▸ Task requirements
Where a line in the listing below contains the word "name", copy that line.

▸ Supplied information
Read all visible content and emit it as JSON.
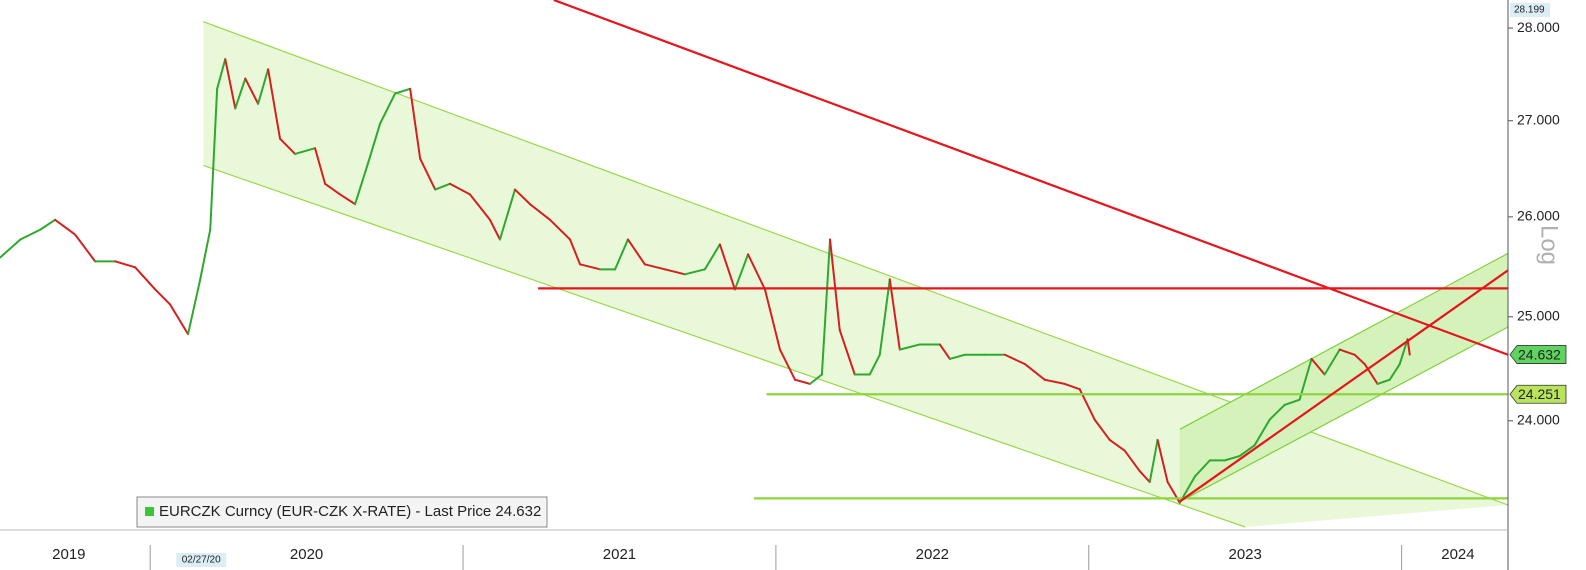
{
  "chart_data": {
    "type": "line",
    "log_scale": true,
    "scale_label": "Log",
    "up_color": "#2fa82f",
    "down_color": "#d61f1f",
    "xlim": [
      2019.52,
      2024.34
    ],
    "ylim": [
      23.02,
      28.31
    ],
    "yticks": [
      {
        "value": 24,
        "label": "24.000"
      },
      {
        "value": 25,
        "label": "25.000"
      },
      {
        "value": 26,
        "label": "26.000"
      },
      {
        "value": 27,
        "label": "27.000"
      },
      {
        "value": 28,
        "label": "28.000"
      }
    ],
    "xticks": [
      {
        "value": 2019.74,
        "label": "2019"
      },
      {
        "value": 2020.5,
        "label": "2020"
      },
      {
        "value": 2021.5,
        "label": "2021"
      },
      {
        "value": 2022.5,
        "label": "2022"
      },
      {
        "value": 2023.5,
        "label": "2023"
      },
      {
        "value": 2024.18,
        "label": "2024"
      }
    ],
    "annotation": {
      "text": "02/27/20",
      "x": 2020.16
    },
    "high_label": 28.199,
    "price_tags": [
      {
        "value": 24.632,
        "color": "#5fd35f"
      },
      {
        "value": 24.251,
        "color": "#b9e35c"
      }
    ],
    "channels": [
      {
        "fill": "#eaf8da",
        "color": "#9ad84a",
        "upper": [
          [
            2020.17,
            28.07
          ],
          [
            2024.34,
            23.22
          ]
        ],
        "lower": [
          [
            2020.17,
            26.53
          ],
          [
            2023.5,
            23.02
          ]
        ]
      },
      {
        "fill": "#d6f2bb",
        "color": "#7fd03a",
        "upper": [
          [
            2023.291,
            23.92
          ],
          [
            2024.34,
            25.63
          ]
        ],
        "lower": [
          [
            2023.291,
            23.25
          ],
          [
            2024.34,
            24.9
          ]
        ]
      }
    ],
    "lines": [
      {
        "color": "#8ed43c",
        "points": [
          [
            2021.97,
            24.251
          ],
          [
            2024.34,
            24.251
          ]
        ]
      },
      {
        "color": "#8ed43c",
        "points": [
          [
            2021.93,
            23.28
          ],
          [
            2024.34,
            23.28
          ]
        ]
      },
      {
        "color": "#e8141b",
        "points": [
          [
            2021.29,
            28.31
          ],
          [
            2024.34,
            24.63
          ]
        ]
      },
      {
        "color": "#e8141b",
        "points": [
          [
            2021.24,
            25.28
          ],
          [
            2024.34,
            25.28
          ]
        ]
      },
      {
        "color": "#e8141b",
        "points": [
          [
            2023.29,
            23.25
          ],
          [
            2024.34,
            25.46
          ]
        ]
      }
    ],
    "series": [
      {
        "name": "EURCZK Curncy (EUR-CZK X-RATE) - Last Price 24.632",
        "color": "#3cc43c",
        "x": [
          2019.521,
          2019.585,
          2019.649,
          2019.696,
          2019.76,
          2019.824,
          2019.888,
          2019.952,
          2020.016,
          2020.064,
          2020.121,
          2020.16,
          2020.192,
          2020.214,
          2020.24,
          2020.272,
          2020.304,
          2020.345,
          2020.377,
          2020.415,
          2020.463,
          2020.527,
          2020.559,
          2020.607,
          2020.655,
          2020.696,
          2020.735,
          2020.783,
          2020.831,
          2020.863,
          2020.911,
          2020.958,
          2021.022,
          2021.086,
          2021.118,
          2021.166,
          2021.214,
          2021.278,
          2021.342,
          2021.374,
          2021.438,
          2021.486,
          2021.527,
          2021.581,
          2021.645,
          2021.709,
          2021.773,
          2021.821,
          2021.869,
          2021.911,
          2021.965,
          2022.013,
          2022.061,
          2022.109,
          2022.147,
          2022.173,
          2022.204,
          2022.252,
          2022.3,
          2022.332,
          2022.364,
          2022.396,
          2022.46,
          2022.524,
          2022.556,
          2022.604,
          2022.668,
          2022.732,
          2022.796,
          2022.859,
          2022.923,
          2022.971,
          2023.019,
          2023.067,
          2023.115,
          2023.163,
          2023.195,
          2023.22,
          2023.252,
          2023.291,
          2023.339,
          2023.387,
          2023.435,
          2023.482,
          2023.53,
          2023.578,
          2023.626,
          2023.674,
          2023.712,
          2023.754,
          2023.802,
          2023.85,
          2023.882,
          2023.923,
          2023.962,
          2023.994,
          2024.019,
          2024.026
        ],
        "values": [
          25.59,
          25.77,
          25.87,
          25.97,
          25.82,
          25.55,
          25.55,
          25.49,
          25.27,
          25.12,
          24.83,
          25.37,
          25.87,
          27.34,
          27.66,
          27.13,
          27.45,
          27.18,
          27.55,
          26.81,
          26.65,
          26.71,
          26.34,
          26.23,
          26.13,
          26.55,
          26.97,
          27.29,
          27.34,
          26.6,
          26.28,
          26.34,
          26.23,
          25.97,
          25.77,
          26.28,
          26.13,
          25.97,
          25.77,
          25.52,
          25.47,
          25.47,
          25.77,
          25.52,
          25.47,
          25.42,
          25.47,
          25.72,
          25.27,
          25.62,
          25.27,
          24.68,
          24.39,
          24.35,
          24.44,
          25.77,
          24.87,
          24.44,
          24.44,
          24.63,
          25.37,
          24.68,
          24.73,
          24.73,
          24.59,
          24.63,
          24.63,
          24.63,
          24.54,
          24.39,
          24.35,
          24.3,
          24.01,
          23.82,
          23.72,
          23.53,
          23.43,
          23.82,
          23.43,
          23.24,
          23.48,
          23.63,
          23.63,
          23.67,
          23.77,
          24.01,
          24.15,
          24.2,
          24.59,
          24.44,
          24.68,
          24.63,
          24.54,
          24.35,
          24.39,
          24.54,
          24.78,
          24.632
        ]
      }
    ]
  }
}
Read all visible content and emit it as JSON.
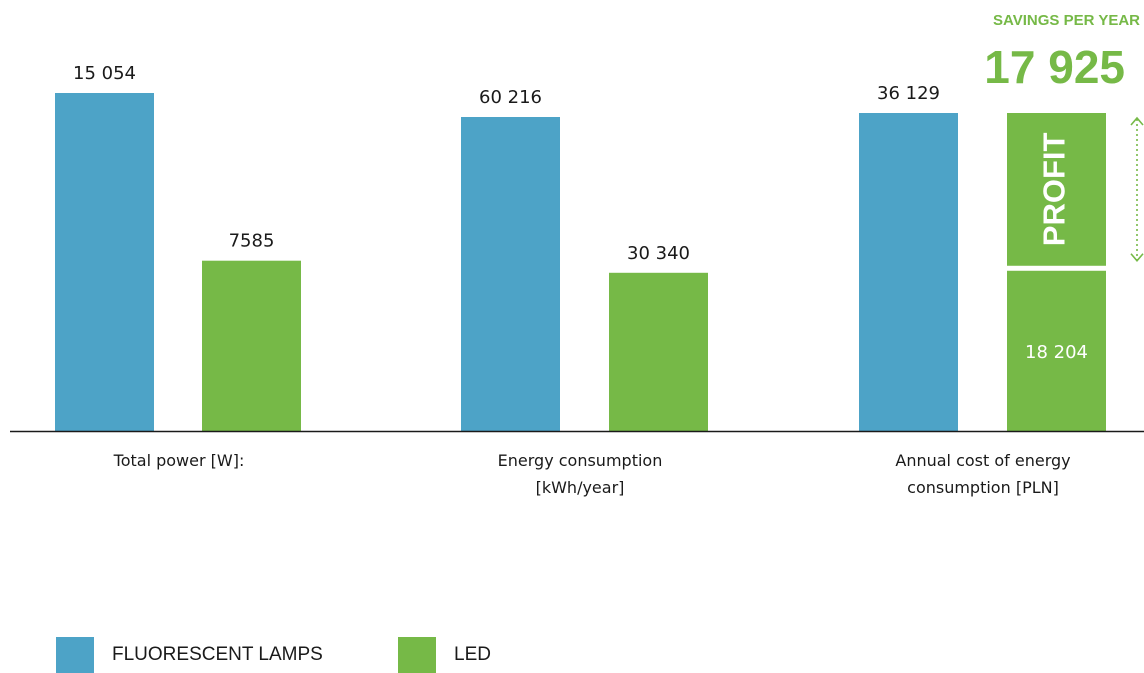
{
  "savings": {
    "label": "SAVINGS PER YEAR",
    "value": "17 925",
    "profit_label": "PROFIT"
  },
  "legend": [
    {
      "label": "FLUORESCENT LAMPS",
      "color": "#4da3c7"
    },
    {
      "label": "LED",
      "color": "#76b947"
    }
  ],
  "chart_data": {
    "type": "bar",
    "categories": [
      [
        "Total power [W]:"
      ],
      [
        "Energy consumption",
        "[kWh/year]"
      ],
      [
        "Annual cost of energy",
        "consumption [PLN]"
      ]
    ],
    "series": [
      {
        "name": "FLUORESCENT LAMPS",
        "color": "#4da3c7",
        "values": [
          15054,
          60216,
          36129
        ],
        "labels": [
          "15 054",
          "60 216",
          "36 129"
        ]
      },
      {
        "name": "LED",
        "color": "#76b947",
        "values": [
          7585,
          30340,
          18204
        ],
        "labels": [
          "7585",
          "30 340",
          "18 204"
        ]
      }
    ],
    "stacked_profit": {
      "category_index": 2,
      "value": 17925,
      "label": "PROFIT"
    },
    "colors": {
      "fluorescent": "#4da3c7",
      "led": "#76b947",
      "axis": "#1a1a1a",
      "arrow": "#76b947"
    }
  }
}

▸ Solution to the problem
        "name": "EURCZK Curncy (EUR-CZK X-RATE) - Last Price 24.632",
        "name": "FLUORESCENT LAMPS",
        "name": "LED",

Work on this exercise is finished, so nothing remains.